• DATASET RECORDS:

+++++

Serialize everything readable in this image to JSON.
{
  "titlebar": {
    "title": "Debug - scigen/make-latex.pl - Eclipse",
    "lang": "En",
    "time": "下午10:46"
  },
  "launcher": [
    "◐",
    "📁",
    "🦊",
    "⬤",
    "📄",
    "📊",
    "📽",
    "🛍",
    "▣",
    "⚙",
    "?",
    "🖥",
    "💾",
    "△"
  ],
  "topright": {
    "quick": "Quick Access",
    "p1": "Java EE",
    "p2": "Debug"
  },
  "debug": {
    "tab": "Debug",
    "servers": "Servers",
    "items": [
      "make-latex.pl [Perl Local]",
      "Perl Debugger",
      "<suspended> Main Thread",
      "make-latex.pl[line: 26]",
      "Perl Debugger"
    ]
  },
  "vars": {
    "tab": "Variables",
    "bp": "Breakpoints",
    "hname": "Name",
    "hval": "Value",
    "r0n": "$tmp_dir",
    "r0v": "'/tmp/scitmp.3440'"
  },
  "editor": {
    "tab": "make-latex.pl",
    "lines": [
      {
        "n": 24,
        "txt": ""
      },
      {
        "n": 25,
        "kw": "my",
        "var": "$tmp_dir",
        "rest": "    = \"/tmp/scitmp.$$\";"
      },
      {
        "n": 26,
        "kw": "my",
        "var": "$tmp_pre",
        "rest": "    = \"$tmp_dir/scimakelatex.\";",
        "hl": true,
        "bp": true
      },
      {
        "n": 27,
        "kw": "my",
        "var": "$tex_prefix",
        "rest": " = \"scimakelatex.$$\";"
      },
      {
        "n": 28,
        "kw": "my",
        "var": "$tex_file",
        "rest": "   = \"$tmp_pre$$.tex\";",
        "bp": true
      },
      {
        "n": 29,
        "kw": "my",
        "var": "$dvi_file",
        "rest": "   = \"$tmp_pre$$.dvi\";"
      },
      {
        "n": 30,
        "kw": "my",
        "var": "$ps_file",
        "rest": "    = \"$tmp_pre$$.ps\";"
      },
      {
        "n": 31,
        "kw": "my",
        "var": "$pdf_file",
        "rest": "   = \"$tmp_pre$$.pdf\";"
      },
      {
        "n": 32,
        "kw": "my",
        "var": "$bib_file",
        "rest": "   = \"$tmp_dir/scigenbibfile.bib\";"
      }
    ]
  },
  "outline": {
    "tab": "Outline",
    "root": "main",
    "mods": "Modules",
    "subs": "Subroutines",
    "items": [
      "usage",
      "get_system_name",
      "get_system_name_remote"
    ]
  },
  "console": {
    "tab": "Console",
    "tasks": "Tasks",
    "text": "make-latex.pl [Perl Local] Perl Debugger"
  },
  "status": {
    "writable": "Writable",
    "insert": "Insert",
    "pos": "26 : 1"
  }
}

+++++

• TASK PROMPT: Copy every line above that holds the word "Local".

• WRITTEN RESPONSE:
      "make-latex.pl [Perl Local]",
    "text": "make-latex.pl [Perl Local] Perl Debugger"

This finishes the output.